Task brief. Rewrite each of the following entries so that every occurrence of "clipboard-icon" reads "copy-icon". Keep everything else the same.
* START *
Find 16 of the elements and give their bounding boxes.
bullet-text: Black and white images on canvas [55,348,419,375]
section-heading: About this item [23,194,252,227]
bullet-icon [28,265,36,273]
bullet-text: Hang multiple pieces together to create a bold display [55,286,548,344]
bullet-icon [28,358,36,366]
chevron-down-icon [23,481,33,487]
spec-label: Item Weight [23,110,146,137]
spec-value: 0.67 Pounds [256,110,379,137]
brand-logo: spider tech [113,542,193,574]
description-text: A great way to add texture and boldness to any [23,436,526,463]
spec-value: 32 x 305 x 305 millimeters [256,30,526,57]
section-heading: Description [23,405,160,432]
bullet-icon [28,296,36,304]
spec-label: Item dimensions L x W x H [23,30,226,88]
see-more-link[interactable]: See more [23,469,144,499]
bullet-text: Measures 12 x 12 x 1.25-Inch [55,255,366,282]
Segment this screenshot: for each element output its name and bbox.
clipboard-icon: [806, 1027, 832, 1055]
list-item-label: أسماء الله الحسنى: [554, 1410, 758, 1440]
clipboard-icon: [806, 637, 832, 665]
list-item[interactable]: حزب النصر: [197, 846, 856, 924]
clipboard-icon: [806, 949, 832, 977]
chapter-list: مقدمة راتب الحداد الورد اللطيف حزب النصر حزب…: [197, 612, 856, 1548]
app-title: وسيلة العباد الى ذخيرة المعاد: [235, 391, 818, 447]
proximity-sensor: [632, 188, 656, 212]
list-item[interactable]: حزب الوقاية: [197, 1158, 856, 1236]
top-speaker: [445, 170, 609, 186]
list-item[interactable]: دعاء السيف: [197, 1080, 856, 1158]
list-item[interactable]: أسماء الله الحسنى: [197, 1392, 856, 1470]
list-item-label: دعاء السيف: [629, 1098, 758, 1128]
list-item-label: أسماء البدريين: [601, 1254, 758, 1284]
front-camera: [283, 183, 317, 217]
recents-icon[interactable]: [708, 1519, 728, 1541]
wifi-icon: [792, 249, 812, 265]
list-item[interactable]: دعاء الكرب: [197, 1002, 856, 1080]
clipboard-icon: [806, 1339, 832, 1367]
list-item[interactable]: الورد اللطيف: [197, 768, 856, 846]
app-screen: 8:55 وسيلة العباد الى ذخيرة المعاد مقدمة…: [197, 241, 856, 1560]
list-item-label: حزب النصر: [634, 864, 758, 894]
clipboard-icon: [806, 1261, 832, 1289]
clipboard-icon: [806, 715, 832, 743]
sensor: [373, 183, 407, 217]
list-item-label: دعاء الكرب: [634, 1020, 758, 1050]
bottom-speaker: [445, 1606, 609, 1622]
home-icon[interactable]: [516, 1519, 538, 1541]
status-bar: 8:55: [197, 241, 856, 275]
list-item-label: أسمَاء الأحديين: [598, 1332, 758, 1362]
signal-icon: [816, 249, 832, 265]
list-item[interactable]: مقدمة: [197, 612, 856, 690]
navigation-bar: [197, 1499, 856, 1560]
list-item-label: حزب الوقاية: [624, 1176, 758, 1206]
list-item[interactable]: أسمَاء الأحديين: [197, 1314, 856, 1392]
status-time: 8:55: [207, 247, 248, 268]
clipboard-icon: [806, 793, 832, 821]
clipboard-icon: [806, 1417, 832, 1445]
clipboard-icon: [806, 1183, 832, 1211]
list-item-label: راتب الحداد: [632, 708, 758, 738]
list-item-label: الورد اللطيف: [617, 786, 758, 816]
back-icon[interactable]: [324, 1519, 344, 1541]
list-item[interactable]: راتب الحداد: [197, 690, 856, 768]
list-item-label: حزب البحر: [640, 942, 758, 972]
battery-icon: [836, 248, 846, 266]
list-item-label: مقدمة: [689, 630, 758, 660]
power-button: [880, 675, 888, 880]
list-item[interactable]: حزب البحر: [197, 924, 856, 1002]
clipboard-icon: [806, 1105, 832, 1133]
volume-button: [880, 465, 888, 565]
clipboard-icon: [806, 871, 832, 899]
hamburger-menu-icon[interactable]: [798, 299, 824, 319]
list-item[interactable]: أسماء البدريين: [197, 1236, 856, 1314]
* END *
The response.
Find 16 of the elements and give their bounding boxes.
bullet-text: Black and white images on canvas [55,348,419,375]
section-heading: About this item [23,194,252,227]
bullet-icon [28,265,36,273]
bullet-text: Hang multiple pieces together to create a bold display [55,286,548,344]
bullet-icon [28,358,36,366]
chevron-down-icon [23,481,33,487]
spec-label: Item Weight [23,110,146,137]
spec-value: 0.67 Pounds [256,110,379,137]
brand-logo: spider tech [113,542,193,574]
description-text: A great way to add texture and boldness to any [23,436,526,463]
spec-value: 32 x 305 x 305 millimeters [256,30,526,57]
section-heading: Description [23,405,160,432]
bullet-icon [28,296,36,304]
spec-label: Item dimensions L x W x H [23,30,226,88]
see-more-link[interactable]: See more [23,469,144,499]
bullet-text: Measures 12 x 12 x 1.25-Inch [55,255,366,282]
Segment this screenshot: for each element output its name and bbox.
copy-icon: [806, 1027, 832, 1055]
list-item-label: أسماء الله الحسنى: [554, 1410, 758, 1440]
copy-icon: [806, 637, 832, 665]
list-item[interactable]: حزب النصر: [197, 846, 856, 924]
copy-icon: [806, 949, 832, 977]
chapter-list: مقدمة راتب الحداد الورد اللطيف حزب النصر حزب…: [197, 612, 856, 1548]
app-title: وسيلة العباد الى ذخيرة المعاد: [235, 391, 818, 447]
proximity-sensor: [632, 188, 656, 212]
list-item[interactable]: حزب الوقاية: [197, 1158, 856, 1236]
top-speaker: [445, 170, 609, 186]
list-item[interactable]: دعاء السيف: [197, 1080, 856, 1158]
list-item[interactable]: أسماء الله الحسنى: [197, 1392, 856, 1470]
list-item-label: دعاء السيف: [629, 1098, 758, 1128]
list-item-label: أسماء البدريين: [601, 1254, 758, 1284]
front-camera: [283, 183, 317, 217]
recents-icon[interactable]: [708, 1519, 728, 1541]
wifi-icon: [792, 249, 812, 265]
list-item[interactable]: دعاء الكرب: [197, 1002, 856, 1080]
copy-icon: [806, 1339, 832, 1367]
list-item[interactable]: الورد اللطيف: [197, 768, 856, 846]
app-screen: 8:55 وسيلة العباد الى ذخيرة المعاد مقدمة…: [197, 241, 856, 1560]
list-item-label: حزب النصر: [634, 864, 758, 894]
copy-icon: [806, 1261, 832, 1289]
copy-icon: [806, 715, 832, 743]
sensor: [373, 183, 407, 217]
list-item-label: دعاء الكرب: [634, 1020, 758, 1050]
bottom-speaker: [445, 1606, 609, 1622]
home-icon[interactable]: [516, 1519, 538, 1541]
status-bar: 8:55: [197, 241, 856, 275]
list-item-label: أسمَاء الأحديين: [598, 1332, 758, 1362]
signal-icon: [816, 249, 832, 265]
list-item[interactable]: مقدمة: [197, 612, 856, 690]
navigation-bar: [197, 1499, 856, 1560]
list-item-label: حزب الوقاية: [624, 1176, 758, 1206]
list-item[interactable]: أسمَاء الأحديين: [197, 1314, 856, 1392]
status-time: 8:55: [207, 247, 248, 268]
copy-icon: [806, 793, 832, 821]
copy-icon: [806, 1417, 832, 1445]
copy-icon: [806, 1183, 832, 1211]
list-item-label: راتب الحداد: [632, 708, 758, 738]
list-item-label: الورد اللطيف: [617, 786, 758, 816]
back-icon[interactable]: [324, 1519, 344, 1541]
list-item[interactable]: راتب الحداد: [197, 690, 856, 768]
list-item-label: حزب البحر: [640, 942, 758, 972]
battery-icon: [836, 248, 846, 266]
list-item-label: مقدمة: [689, 630, 758, 660]
power-button: [880, 675, 888, 880]
list-item[interactable]: حزب البحر: [197, 924, 856, 1002]
copy-icon: [806, 1105, 832, 1133]
volume-button: [880, 465, 888, 565]
copy-icon: [806, 871, 832, 899]
hamburger-menu-icon[interactable]: [798, 299, 824, 319]
list-item[interactable]: أسماء البدريين: [197, 1236, 856, 1314]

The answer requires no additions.